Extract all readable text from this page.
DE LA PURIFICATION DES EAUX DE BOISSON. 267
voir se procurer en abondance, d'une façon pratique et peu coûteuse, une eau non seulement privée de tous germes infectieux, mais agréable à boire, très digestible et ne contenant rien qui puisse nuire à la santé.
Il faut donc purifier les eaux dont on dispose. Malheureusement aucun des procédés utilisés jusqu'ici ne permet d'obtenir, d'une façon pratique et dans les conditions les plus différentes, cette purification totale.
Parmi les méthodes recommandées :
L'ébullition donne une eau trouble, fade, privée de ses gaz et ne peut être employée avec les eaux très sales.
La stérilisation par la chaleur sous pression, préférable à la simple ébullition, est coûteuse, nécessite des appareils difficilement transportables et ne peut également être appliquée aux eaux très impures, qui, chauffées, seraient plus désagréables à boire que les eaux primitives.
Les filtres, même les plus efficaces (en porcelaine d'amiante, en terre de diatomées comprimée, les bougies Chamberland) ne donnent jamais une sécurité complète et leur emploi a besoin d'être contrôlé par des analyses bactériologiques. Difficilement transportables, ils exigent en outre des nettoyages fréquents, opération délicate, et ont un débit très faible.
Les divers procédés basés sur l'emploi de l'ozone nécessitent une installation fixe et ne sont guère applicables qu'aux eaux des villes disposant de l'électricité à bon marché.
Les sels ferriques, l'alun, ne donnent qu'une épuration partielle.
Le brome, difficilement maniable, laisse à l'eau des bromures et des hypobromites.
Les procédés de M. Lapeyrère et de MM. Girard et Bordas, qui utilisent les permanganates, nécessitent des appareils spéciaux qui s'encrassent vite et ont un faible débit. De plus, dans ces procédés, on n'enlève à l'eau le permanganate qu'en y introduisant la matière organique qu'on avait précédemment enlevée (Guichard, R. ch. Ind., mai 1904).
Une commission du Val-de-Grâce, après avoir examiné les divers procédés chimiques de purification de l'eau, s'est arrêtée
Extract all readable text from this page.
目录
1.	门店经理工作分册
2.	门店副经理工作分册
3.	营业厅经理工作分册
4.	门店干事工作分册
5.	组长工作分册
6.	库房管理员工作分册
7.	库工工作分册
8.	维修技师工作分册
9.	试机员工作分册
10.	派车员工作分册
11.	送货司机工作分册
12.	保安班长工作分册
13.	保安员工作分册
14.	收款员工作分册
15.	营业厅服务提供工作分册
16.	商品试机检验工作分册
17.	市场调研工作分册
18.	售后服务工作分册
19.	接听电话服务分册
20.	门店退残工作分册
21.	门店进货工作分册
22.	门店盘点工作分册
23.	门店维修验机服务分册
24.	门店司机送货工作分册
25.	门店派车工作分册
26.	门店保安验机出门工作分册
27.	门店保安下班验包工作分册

=-=-=-=-=

* [SET EXERCISE]: Write out every entry again, keeping each line exactly the same.

* [ANSWER IN FULL]:
Extract all readable text from this page.
DE LA PURIFICATION DES EAUX DE BOISSON. 267
voir se procurer en abondance, d'une façon pratique et peu coûteuse, une eau non seulement privée de tous germes infectieux, mais agréable à boire, très digestible et ne contenant rien qui puisse nuire à la santé.
Il faut donc purifier les eaux dont on dispose. Malheureusement aucun des procédés utilisés jusqu'ici ne permet d'obtenir, d'une façon pratique et dans les conditions les plus différentes, cette purification totale.
Parmi les méthodes recommandées :
L'ébullition donne une eau trouble, fade, privée de ses gaz et ne peut être employée avec les eaux très sales.
La stérilisation par la chaleur sous pression, préférable à la simple ébullition, est coûteuse, nécessite des appareils difficilement transportables et ne peut également être appliquée aux eaux très impures, qui, chauffées, seraient plus désagréables à boire que les eaux primitives.
Les filtres, même les plus efficaces (en porcelaine d'amiante, en terre de diatomées comprimée, les bougies Chamberland) ne donnent jamais une sécurité complète et leur emploi a besoin d'être contrôlé par des analyses bactériologiques. Difficilement transportables, ils exigent en outre des nettoyages fréquents, opération délicate, et ont un débit très faible.
Les divers procédés basés sur l'emploi de l'ozone nécessitent une installation fixe et ne sont guère applicables qu'aux eaux des villes disposant de l'électricité à bon marché.
Les sels ferriques, l'alun, ne donnent qu'une épuration partielle.
Le brome, difficilement maniable, laisse à l'eau des bromures et des hypobromites.
Les procédés de M. Lapeyrère et de MM. Girard et Bordas, qui utilisent les permanganates, nécessitent des appareils spéciaux qui s'encrassent vite et ont un faible débit. De plus, dans ces procédés, on n'enlève à l'eau le permanganate qu'en y introduisant la matière organique qu'on avait précédemment enlevée (Guichard, R. ch. Ind., mai 1904).
Une commission du Val-de-Grâce, après avoir examiné les divers procédés chimiques de purification de l'eau, s'est arrêtée
Extract all readable text from this page.
目录
1.	门店经理工作分册
2.	门店副经理工作分册
3.	营业厅经理工作分册
4.	门店干事工作分册
5.	组长工作分册
6.	库房管理员工作分册
7.	库工工作分册
8.	维修技师工作分册
9.	试机员工作分册
10.	派车员工作分册
11.	送货司机工作分册
12.	保安班长工作分册
13.	保安员工作分册
14.	收款员工作分册
15.	营业厅服务提供工作分册
16.	商品试机检验工作分册
17.	市场调研工作分册
18.	售后服务工作分册
19.	接听电话服务分册
20.	门店退残工作分册
21.	门店进货工作分册
22.	门店盘点工作分册
23.	门店维修验机服务分册
24.	门店司机送货工作分册
25.	门店派车工作分册
26.	门店保安验机出门工作分册
27.	门店保安下班验包工作分册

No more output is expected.